* begin Records supplied *
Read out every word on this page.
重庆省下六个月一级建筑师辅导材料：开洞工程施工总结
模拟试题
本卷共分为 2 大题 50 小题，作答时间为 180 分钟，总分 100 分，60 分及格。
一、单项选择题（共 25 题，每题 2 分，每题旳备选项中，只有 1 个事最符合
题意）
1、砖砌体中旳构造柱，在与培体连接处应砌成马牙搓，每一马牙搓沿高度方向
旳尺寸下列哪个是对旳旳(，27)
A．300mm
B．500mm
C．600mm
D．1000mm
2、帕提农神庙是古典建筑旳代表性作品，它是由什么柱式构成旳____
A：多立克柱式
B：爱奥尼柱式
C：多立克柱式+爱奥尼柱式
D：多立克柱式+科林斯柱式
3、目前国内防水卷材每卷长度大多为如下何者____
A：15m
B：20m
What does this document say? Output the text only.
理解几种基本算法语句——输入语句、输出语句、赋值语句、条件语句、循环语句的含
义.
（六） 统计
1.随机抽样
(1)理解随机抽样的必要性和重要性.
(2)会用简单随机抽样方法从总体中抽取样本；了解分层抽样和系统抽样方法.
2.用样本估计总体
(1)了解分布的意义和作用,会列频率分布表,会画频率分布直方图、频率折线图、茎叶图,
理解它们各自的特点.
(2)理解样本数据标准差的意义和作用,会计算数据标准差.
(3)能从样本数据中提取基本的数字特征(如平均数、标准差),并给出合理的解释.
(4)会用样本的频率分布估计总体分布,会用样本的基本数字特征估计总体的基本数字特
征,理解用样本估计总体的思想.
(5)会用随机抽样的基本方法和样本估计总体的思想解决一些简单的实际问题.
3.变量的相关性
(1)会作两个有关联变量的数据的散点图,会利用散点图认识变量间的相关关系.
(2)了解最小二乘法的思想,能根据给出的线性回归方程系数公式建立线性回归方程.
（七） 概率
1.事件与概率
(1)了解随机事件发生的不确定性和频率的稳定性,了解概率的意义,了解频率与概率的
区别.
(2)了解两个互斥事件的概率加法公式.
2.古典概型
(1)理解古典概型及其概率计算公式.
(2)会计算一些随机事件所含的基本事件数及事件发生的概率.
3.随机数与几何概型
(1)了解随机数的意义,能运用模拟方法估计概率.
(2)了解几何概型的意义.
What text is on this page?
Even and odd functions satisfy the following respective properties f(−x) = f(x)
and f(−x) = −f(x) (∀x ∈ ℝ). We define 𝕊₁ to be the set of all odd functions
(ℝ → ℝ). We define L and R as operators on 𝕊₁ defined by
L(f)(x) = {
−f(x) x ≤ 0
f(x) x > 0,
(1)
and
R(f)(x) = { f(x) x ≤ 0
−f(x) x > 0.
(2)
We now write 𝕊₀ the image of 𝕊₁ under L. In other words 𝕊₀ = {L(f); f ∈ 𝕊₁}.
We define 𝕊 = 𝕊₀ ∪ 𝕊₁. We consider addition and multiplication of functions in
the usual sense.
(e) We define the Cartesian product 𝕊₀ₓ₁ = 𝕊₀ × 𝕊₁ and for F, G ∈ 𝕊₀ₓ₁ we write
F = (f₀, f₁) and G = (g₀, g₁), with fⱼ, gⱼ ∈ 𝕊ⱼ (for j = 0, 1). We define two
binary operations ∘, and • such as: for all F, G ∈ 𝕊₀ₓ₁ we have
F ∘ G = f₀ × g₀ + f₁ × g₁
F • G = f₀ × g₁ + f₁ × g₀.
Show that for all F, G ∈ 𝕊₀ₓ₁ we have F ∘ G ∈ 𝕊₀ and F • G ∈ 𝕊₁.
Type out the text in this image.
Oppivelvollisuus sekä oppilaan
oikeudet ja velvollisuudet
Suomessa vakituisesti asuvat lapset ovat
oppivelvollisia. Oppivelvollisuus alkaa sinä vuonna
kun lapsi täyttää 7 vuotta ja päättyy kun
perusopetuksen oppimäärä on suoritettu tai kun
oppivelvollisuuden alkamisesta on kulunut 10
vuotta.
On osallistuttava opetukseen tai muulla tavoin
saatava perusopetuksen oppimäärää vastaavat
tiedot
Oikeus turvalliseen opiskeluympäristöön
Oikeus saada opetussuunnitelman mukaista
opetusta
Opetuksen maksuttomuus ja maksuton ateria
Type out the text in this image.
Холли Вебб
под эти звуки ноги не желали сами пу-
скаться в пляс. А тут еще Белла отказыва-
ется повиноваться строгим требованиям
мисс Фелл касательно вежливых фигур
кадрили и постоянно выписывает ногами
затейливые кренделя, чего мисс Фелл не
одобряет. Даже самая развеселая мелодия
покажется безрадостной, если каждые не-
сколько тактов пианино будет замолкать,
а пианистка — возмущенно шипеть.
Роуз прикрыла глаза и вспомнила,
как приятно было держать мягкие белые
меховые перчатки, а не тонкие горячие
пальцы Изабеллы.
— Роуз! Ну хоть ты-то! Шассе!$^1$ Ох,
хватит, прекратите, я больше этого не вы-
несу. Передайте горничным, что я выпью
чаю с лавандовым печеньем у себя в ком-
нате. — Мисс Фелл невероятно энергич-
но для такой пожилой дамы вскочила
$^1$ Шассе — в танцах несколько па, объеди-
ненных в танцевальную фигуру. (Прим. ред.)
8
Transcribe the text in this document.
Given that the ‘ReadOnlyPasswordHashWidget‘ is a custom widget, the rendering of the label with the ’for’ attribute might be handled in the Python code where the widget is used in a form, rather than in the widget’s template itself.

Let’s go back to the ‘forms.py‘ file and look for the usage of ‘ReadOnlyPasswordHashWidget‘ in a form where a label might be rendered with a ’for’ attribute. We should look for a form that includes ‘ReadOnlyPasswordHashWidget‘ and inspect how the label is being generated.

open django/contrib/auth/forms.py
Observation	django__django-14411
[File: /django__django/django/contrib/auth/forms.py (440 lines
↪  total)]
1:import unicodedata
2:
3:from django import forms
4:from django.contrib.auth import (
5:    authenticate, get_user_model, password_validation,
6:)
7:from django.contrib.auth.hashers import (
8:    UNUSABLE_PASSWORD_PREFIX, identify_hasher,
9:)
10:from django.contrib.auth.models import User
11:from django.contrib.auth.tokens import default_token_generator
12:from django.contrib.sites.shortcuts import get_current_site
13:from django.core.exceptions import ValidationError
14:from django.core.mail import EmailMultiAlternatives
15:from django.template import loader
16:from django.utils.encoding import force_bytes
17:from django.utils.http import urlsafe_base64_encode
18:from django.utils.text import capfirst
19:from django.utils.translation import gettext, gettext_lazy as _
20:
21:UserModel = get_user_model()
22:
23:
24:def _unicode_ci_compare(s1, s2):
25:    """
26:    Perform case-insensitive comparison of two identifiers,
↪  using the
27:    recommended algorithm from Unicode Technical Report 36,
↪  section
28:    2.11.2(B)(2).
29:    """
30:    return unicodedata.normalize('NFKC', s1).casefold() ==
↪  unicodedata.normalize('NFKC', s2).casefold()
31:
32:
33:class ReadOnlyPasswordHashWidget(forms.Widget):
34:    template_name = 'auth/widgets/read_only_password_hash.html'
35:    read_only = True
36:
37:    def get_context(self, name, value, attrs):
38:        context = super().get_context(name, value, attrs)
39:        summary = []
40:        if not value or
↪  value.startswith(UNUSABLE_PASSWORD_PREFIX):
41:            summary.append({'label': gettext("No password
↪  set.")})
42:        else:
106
* end Records supplied *
→ **Set problem**
Select from the material above each line in which the string "Фелл" appears, and list those lines.

→ **Answer in full**
мисс Фелл касательно вежливых фигур
затейливые кренделя, чего мисс Фелл не
нате. — Мисс Фелл невероятно энергич-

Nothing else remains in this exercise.